··· MATERIAL SUPPLIED

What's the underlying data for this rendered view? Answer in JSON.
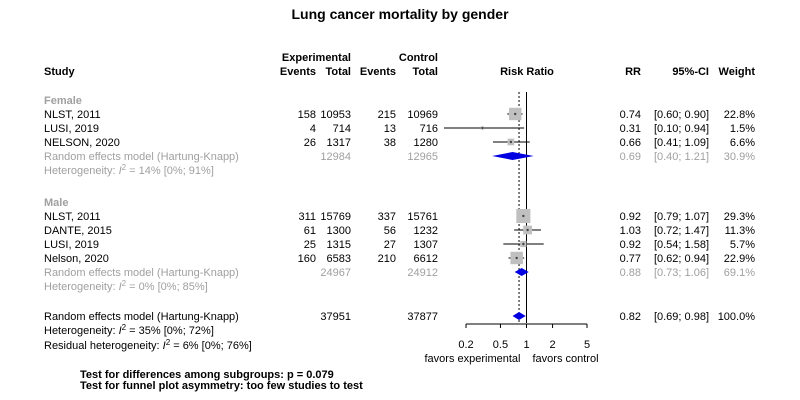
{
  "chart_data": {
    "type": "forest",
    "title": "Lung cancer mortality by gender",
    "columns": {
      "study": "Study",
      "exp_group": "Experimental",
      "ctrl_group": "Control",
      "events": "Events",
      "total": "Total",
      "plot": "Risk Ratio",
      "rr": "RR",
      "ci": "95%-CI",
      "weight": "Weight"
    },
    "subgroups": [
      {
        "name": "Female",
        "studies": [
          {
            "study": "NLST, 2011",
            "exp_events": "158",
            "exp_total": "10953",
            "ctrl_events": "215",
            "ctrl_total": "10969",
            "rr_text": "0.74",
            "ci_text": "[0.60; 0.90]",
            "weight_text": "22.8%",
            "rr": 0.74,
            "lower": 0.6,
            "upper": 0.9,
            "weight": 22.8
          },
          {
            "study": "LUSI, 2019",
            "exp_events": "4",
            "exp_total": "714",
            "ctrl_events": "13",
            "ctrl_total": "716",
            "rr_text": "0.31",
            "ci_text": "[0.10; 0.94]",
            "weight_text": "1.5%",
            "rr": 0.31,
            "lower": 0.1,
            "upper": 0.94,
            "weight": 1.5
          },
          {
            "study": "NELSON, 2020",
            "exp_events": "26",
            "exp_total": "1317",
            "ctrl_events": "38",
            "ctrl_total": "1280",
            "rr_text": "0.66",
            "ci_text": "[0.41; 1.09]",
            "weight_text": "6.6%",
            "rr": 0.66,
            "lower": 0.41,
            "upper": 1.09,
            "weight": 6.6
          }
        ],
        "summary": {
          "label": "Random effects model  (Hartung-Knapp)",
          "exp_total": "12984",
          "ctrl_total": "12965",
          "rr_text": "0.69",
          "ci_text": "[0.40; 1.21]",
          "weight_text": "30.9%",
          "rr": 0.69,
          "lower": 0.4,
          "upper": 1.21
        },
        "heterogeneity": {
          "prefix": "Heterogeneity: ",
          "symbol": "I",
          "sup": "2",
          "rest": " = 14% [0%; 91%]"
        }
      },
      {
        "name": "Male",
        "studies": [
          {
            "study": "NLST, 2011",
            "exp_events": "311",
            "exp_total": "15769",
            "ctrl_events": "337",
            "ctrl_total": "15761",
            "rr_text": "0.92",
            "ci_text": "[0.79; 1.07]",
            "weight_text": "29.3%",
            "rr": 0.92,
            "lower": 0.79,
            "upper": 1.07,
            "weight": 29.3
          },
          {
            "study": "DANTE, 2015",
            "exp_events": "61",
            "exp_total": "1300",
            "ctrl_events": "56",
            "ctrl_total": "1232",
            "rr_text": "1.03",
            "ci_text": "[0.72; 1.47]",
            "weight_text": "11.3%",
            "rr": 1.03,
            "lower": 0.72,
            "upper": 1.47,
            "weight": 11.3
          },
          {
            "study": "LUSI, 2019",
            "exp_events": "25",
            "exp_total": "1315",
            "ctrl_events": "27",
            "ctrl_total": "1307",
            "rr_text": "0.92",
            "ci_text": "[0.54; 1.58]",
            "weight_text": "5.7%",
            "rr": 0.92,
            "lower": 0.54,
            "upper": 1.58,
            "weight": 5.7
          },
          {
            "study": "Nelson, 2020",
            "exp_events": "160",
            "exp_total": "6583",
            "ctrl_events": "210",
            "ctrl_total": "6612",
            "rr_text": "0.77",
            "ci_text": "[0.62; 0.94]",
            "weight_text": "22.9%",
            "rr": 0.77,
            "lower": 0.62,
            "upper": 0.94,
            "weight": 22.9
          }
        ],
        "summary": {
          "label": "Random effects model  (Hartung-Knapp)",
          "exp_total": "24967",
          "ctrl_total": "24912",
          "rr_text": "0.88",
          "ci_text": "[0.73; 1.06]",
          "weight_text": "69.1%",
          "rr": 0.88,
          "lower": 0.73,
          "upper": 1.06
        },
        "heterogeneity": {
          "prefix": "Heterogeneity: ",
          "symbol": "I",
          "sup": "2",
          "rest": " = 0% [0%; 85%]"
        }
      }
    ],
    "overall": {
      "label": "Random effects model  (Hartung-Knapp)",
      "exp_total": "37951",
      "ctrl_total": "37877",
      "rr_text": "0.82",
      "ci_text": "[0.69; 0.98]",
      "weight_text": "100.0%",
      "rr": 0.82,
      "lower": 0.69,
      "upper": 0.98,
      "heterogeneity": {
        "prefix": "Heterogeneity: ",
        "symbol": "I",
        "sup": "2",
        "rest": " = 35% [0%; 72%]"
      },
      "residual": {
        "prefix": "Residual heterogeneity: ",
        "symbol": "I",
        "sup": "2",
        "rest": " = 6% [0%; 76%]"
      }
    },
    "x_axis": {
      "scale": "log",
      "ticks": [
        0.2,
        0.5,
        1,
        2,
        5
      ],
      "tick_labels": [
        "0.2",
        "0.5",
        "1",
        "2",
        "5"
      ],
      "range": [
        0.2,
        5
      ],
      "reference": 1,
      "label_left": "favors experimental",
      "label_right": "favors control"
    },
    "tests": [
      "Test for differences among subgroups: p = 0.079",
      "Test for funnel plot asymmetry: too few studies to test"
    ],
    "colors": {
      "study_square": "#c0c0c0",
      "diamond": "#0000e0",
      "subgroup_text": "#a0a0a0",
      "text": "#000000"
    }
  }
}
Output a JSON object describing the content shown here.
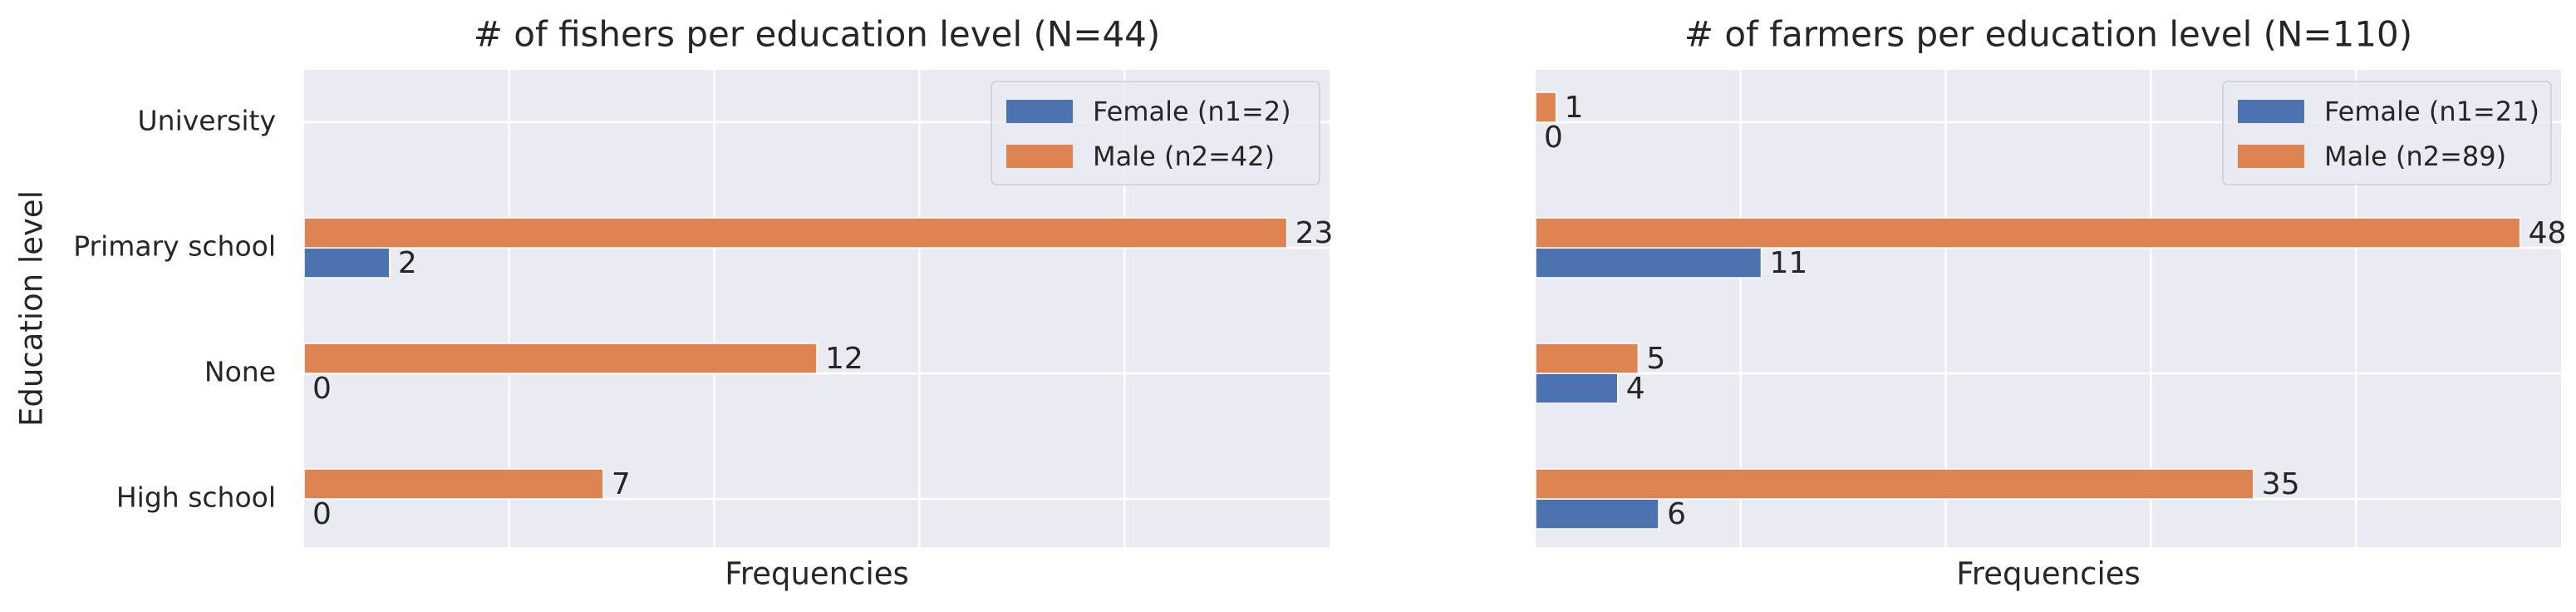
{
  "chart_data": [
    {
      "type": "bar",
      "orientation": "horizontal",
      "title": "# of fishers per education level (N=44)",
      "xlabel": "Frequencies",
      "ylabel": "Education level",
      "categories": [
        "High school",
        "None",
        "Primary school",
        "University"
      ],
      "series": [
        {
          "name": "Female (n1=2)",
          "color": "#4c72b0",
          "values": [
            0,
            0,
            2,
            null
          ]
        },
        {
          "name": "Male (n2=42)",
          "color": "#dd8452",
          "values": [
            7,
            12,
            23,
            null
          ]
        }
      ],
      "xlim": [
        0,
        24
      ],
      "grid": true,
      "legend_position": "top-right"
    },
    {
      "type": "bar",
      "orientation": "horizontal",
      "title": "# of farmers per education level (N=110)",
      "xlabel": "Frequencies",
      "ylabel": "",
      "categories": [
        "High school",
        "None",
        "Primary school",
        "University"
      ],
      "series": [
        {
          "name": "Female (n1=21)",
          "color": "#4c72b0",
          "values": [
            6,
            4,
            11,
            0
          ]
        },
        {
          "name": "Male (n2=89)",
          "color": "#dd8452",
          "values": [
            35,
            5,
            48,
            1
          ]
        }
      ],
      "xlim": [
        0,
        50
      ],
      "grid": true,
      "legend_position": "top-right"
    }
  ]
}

······
··· MATERIAL SUPPLIED

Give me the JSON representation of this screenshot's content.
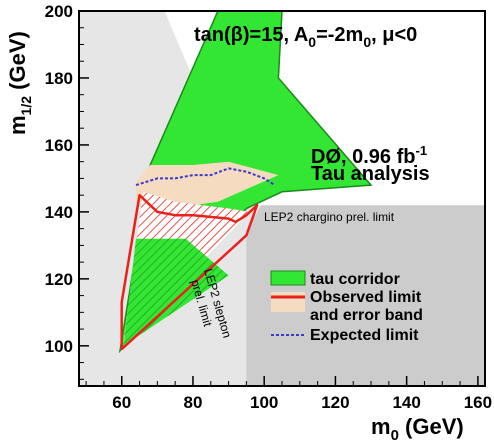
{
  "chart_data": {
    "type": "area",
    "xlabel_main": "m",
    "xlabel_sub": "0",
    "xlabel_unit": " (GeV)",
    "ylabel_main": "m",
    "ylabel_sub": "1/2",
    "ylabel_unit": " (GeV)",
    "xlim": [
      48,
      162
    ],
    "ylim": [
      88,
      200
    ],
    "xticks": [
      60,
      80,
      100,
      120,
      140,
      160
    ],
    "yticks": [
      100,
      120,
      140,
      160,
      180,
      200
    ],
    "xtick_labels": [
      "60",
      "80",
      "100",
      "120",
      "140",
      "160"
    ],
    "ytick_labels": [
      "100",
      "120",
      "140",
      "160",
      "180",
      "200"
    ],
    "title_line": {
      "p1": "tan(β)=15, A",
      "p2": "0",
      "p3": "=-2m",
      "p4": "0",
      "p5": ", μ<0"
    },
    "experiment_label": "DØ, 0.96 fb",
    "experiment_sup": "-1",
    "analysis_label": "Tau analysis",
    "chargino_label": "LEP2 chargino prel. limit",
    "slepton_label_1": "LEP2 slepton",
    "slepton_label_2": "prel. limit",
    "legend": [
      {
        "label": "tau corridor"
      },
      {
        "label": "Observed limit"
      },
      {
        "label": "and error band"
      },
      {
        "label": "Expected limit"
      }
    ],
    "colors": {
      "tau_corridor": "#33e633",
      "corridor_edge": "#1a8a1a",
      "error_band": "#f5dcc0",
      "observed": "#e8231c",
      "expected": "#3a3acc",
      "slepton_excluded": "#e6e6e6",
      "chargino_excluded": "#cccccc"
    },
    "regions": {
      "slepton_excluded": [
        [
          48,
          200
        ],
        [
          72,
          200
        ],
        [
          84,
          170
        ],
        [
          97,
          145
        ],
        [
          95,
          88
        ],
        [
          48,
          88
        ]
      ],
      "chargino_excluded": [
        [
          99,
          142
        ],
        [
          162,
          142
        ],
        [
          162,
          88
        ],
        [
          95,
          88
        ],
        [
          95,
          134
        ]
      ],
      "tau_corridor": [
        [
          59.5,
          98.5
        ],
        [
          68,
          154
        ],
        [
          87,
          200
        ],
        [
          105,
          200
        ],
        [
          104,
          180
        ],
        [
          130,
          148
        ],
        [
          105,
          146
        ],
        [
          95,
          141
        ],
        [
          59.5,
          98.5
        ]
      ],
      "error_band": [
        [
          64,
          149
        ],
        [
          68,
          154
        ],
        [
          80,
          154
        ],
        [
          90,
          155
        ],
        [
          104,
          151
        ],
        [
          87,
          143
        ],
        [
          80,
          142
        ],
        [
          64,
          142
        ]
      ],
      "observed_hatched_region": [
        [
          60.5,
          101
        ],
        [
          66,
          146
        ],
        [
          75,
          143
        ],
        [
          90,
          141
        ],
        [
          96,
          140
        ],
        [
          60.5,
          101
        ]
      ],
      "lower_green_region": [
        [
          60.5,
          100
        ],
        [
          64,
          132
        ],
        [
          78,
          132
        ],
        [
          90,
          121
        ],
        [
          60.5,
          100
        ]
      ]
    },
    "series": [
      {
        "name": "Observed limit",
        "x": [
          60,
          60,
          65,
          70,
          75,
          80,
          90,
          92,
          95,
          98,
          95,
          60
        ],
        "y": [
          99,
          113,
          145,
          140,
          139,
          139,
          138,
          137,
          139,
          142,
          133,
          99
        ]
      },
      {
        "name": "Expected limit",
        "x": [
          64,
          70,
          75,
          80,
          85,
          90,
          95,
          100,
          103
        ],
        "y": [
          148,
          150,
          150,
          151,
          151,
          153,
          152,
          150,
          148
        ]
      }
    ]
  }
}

······
··· MATERIAL SUPPLIED

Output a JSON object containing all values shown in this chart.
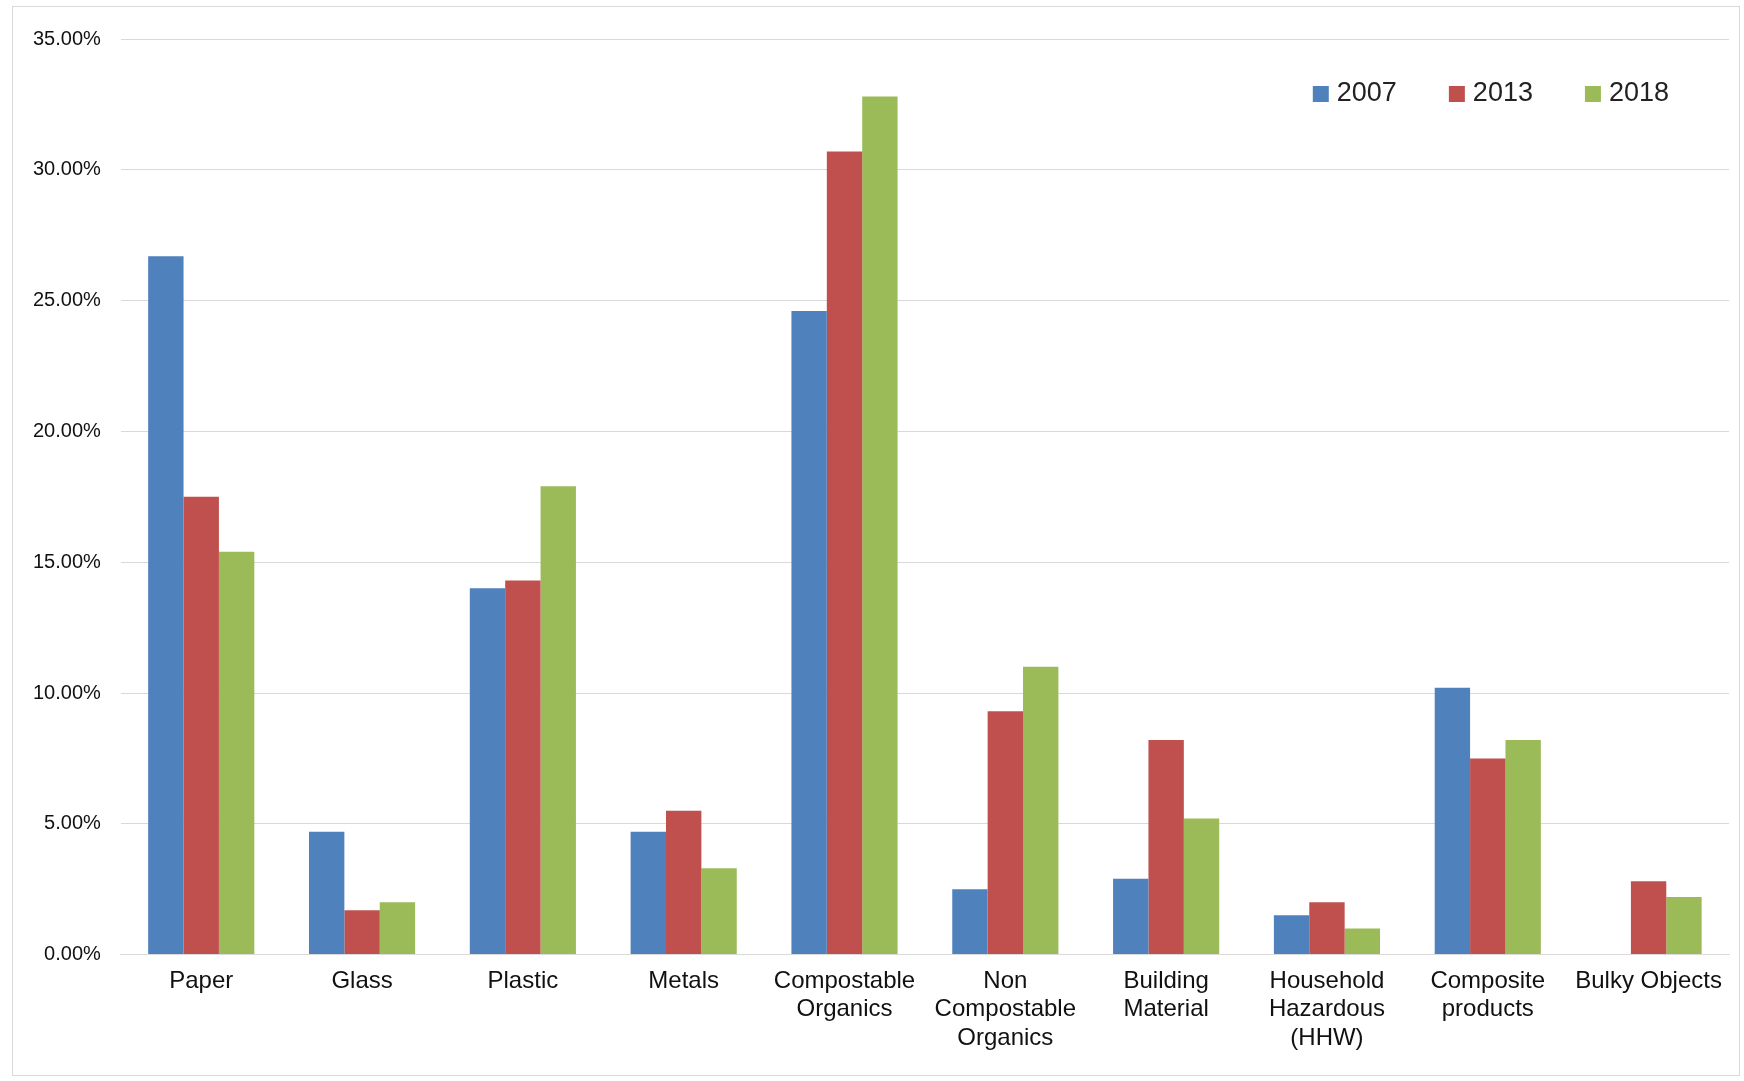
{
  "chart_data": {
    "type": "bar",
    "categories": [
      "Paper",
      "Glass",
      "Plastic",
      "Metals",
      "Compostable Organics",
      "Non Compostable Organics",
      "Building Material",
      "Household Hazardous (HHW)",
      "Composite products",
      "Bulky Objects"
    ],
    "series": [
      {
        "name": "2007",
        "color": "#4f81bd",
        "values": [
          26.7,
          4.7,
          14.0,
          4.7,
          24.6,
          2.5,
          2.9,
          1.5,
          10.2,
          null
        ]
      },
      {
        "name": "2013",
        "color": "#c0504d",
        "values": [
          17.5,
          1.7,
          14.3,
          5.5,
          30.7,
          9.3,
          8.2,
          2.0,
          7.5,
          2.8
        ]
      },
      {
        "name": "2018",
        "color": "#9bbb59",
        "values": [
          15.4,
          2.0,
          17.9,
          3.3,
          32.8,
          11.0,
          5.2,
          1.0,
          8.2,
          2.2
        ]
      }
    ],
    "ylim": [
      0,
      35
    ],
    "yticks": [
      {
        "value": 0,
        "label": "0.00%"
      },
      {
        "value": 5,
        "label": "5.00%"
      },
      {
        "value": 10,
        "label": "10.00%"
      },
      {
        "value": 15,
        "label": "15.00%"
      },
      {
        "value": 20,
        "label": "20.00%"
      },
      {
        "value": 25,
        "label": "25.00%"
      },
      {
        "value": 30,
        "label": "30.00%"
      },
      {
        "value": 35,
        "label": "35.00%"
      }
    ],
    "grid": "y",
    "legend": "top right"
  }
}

······

__STATED GOAL__
Pick out the lines above that hold the string "Female" and show them.

__OUTPUT__
        "name": "Female",
          "name": "Female (n1=2)",
          "name": "Female (n1=21)",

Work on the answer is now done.